■ **Extracted data**:
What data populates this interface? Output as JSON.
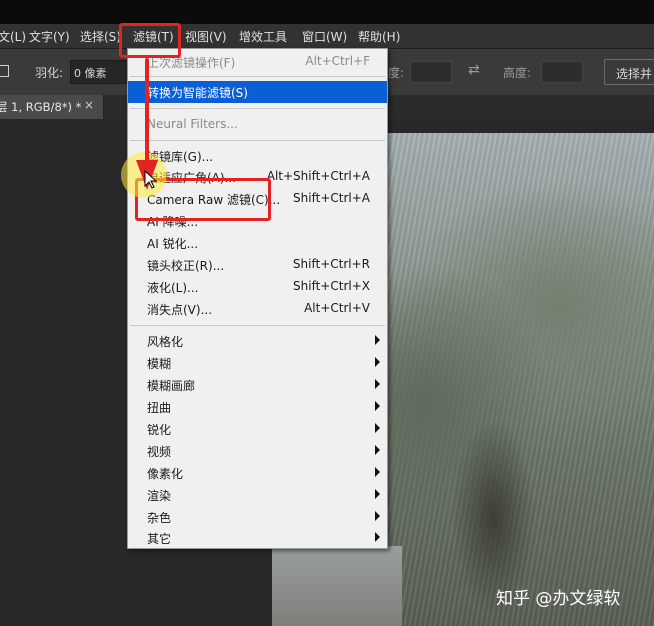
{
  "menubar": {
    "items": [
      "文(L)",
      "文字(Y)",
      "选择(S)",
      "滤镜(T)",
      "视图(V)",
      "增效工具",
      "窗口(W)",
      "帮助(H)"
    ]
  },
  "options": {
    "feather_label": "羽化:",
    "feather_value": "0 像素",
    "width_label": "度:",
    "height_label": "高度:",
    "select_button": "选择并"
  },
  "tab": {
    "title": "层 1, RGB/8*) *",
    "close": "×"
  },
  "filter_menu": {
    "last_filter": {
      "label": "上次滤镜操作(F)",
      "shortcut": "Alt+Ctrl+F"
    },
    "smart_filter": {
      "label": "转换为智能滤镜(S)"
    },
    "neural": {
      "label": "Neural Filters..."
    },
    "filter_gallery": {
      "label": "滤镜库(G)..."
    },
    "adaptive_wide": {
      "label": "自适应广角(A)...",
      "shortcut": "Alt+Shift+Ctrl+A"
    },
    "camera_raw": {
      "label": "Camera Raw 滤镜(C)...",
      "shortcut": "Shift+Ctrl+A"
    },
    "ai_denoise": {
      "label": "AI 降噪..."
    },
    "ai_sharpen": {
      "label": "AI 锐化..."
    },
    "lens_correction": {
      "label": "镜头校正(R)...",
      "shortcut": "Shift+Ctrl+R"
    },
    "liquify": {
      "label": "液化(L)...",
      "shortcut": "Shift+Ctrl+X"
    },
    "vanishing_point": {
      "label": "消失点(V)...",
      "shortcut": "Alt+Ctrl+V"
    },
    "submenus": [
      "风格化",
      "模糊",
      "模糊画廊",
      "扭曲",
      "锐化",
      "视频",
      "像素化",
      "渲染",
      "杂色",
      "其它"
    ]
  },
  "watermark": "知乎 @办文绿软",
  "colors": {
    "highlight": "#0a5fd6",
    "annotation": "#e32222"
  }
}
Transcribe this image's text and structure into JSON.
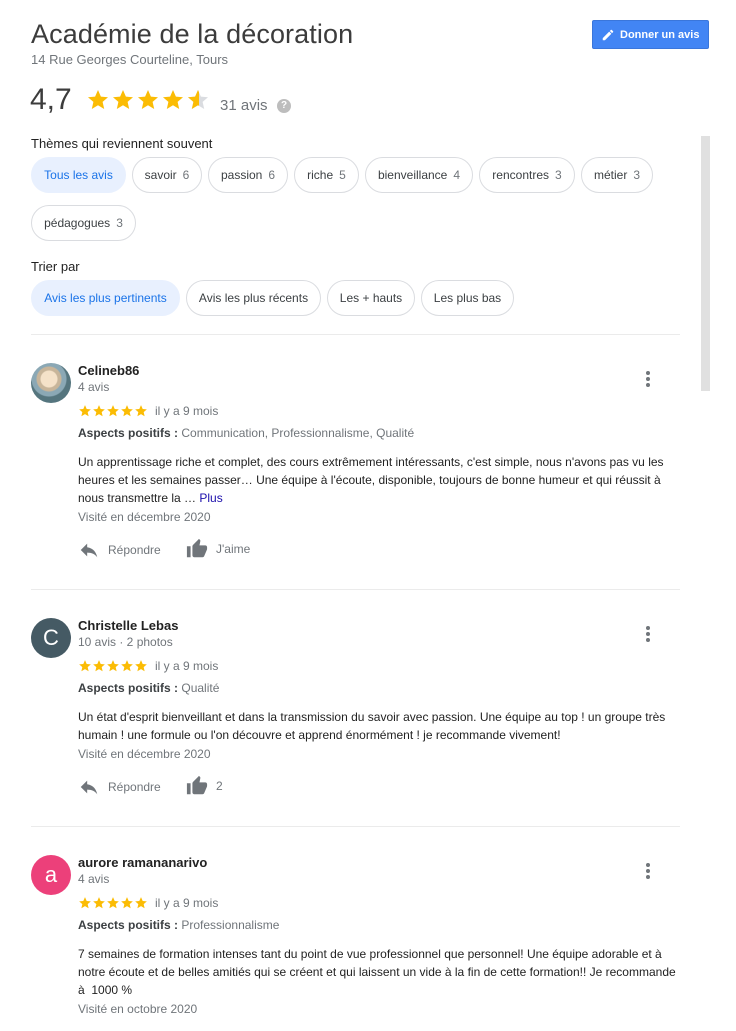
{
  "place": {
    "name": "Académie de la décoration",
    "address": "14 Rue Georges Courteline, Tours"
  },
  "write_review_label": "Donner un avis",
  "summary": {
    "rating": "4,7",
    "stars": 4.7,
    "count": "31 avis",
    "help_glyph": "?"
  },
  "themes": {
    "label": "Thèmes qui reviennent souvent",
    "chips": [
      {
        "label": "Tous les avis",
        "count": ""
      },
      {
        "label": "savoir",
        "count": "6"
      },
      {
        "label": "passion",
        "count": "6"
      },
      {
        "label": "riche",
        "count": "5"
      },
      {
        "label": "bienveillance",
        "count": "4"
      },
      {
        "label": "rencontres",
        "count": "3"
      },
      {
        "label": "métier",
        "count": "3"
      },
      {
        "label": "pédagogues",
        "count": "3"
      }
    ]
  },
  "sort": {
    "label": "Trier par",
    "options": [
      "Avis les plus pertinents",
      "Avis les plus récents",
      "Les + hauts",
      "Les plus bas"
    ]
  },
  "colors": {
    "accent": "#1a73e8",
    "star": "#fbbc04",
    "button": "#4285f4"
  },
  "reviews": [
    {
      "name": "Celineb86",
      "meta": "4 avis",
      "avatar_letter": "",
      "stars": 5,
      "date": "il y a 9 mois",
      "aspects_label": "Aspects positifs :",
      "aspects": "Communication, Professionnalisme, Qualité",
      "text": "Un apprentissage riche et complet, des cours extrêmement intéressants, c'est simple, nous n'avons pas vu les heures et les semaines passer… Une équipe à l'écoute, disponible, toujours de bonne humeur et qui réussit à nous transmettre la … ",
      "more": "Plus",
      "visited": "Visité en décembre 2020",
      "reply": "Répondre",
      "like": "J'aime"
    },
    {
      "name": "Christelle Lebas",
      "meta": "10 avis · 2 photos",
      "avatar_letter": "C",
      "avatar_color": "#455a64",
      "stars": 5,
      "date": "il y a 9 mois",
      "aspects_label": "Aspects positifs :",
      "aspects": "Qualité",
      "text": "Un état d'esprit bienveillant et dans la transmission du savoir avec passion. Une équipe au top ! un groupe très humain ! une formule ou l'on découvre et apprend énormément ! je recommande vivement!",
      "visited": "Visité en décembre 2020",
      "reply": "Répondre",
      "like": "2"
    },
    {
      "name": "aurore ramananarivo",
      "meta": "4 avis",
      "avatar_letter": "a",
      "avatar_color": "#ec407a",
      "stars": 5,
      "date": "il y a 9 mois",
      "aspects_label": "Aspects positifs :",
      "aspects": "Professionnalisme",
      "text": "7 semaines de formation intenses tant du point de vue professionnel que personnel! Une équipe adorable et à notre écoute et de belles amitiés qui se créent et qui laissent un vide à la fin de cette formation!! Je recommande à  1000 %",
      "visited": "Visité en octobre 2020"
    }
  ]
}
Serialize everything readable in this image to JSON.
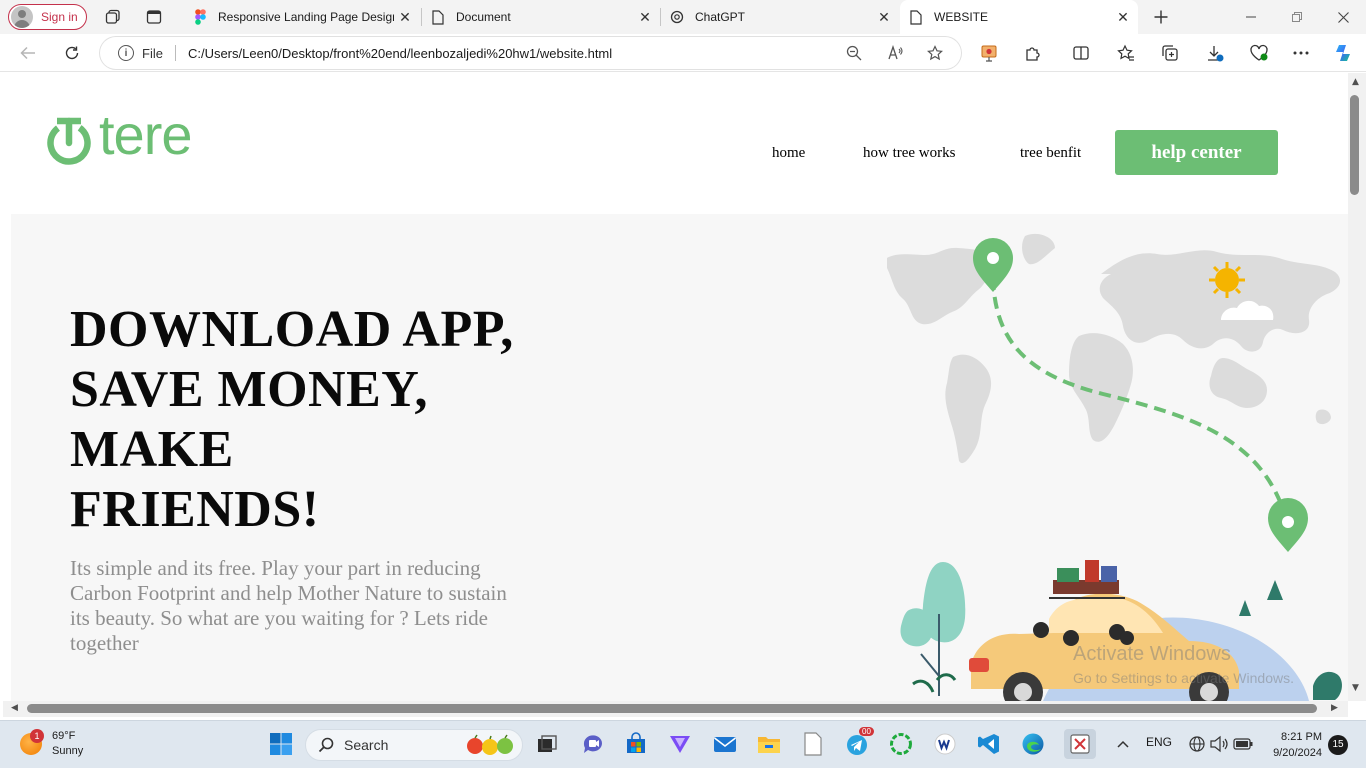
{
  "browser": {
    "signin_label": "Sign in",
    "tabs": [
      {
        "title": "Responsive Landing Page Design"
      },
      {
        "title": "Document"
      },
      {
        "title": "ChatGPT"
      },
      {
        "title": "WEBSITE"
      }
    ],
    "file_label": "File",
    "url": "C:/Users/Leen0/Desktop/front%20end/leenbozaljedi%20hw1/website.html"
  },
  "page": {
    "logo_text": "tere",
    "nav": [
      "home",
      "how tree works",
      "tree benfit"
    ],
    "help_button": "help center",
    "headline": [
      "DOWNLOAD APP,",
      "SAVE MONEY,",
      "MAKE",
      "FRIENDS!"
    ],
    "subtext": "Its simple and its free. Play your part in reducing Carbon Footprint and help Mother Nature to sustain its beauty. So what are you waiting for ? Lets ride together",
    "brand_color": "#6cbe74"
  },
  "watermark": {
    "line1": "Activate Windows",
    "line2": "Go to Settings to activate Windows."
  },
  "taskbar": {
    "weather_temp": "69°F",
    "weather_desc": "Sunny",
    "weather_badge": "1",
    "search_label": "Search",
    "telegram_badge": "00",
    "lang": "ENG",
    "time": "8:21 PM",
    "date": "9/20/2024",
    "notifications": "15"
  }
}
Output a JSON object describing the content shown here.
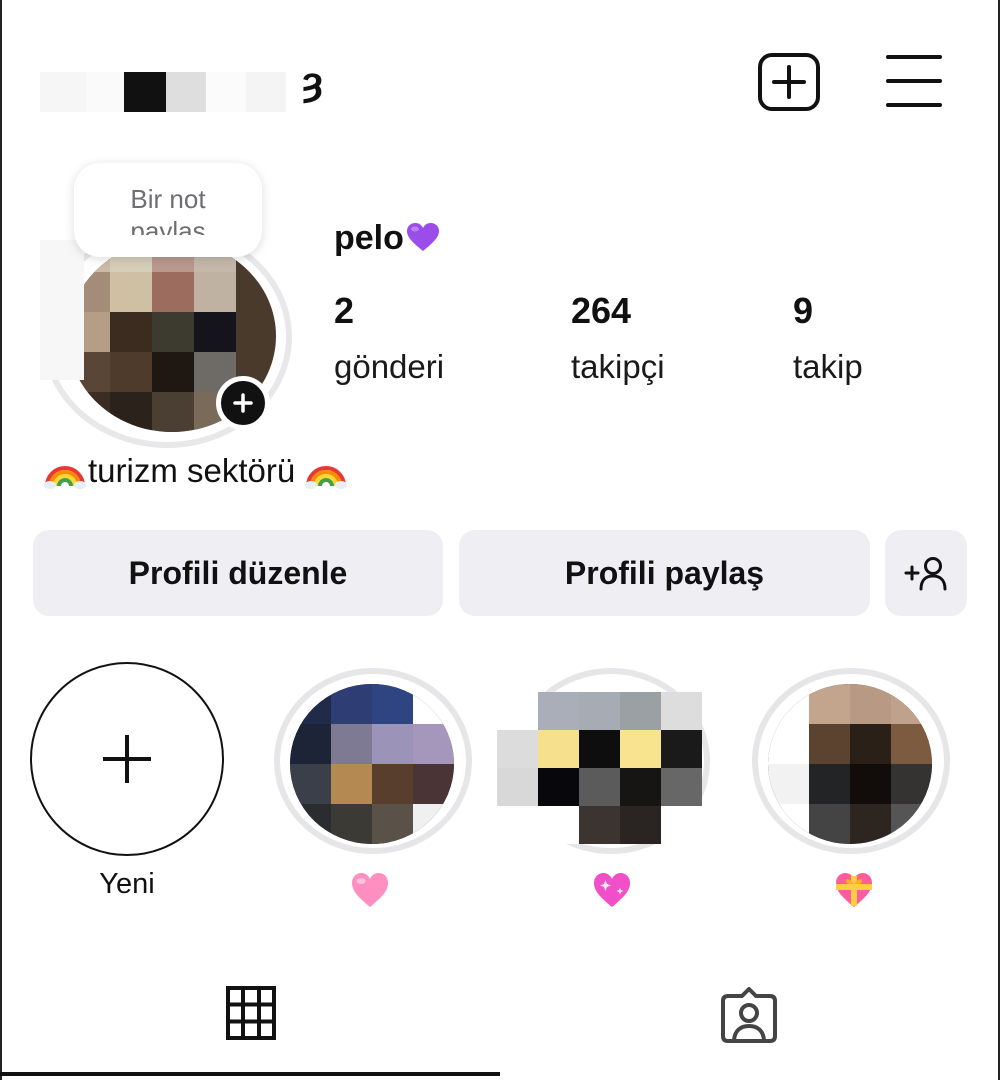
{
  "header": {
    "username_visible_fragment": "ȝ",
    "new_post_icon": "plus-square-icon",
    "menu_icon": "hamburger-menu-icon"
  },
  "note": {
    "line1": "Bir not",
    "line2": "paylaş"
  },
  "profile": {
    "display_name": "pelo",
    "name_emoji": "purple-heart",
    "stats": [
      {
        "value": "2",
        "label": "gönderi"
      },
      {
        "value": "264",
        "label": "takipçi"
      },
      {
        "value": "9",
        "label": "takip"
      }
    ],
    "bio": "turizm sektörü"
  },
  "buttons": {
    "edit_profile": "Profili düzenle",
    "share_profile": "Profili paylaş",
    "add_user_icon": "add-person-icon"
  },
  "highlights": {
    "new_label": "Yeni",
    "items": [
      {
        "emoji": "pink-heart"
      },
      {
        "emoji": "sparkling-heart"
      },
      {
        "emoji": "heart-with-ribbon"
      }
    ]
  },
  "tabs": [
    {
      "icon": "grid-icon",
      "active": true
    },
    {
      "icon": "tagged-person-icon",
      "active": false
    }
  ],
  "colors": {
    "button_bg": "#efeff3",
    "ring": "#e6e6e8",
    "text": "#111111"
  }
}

■ **Goal**:
Copy each line that contains the word "Ctrl".

■ **Correct response**:
      "shortcut": "Alt+Ctrl+F"
      "shortcut": "Alt+Shift+Ctrl+A"
      "shortcut": "Shift+Ctrl+A"
      "shortcut": "Shift+Ctrl+R"
      "shortcut": "Shift+Ctrl+X"
      "shortcut": "Alt+Ctrl+V"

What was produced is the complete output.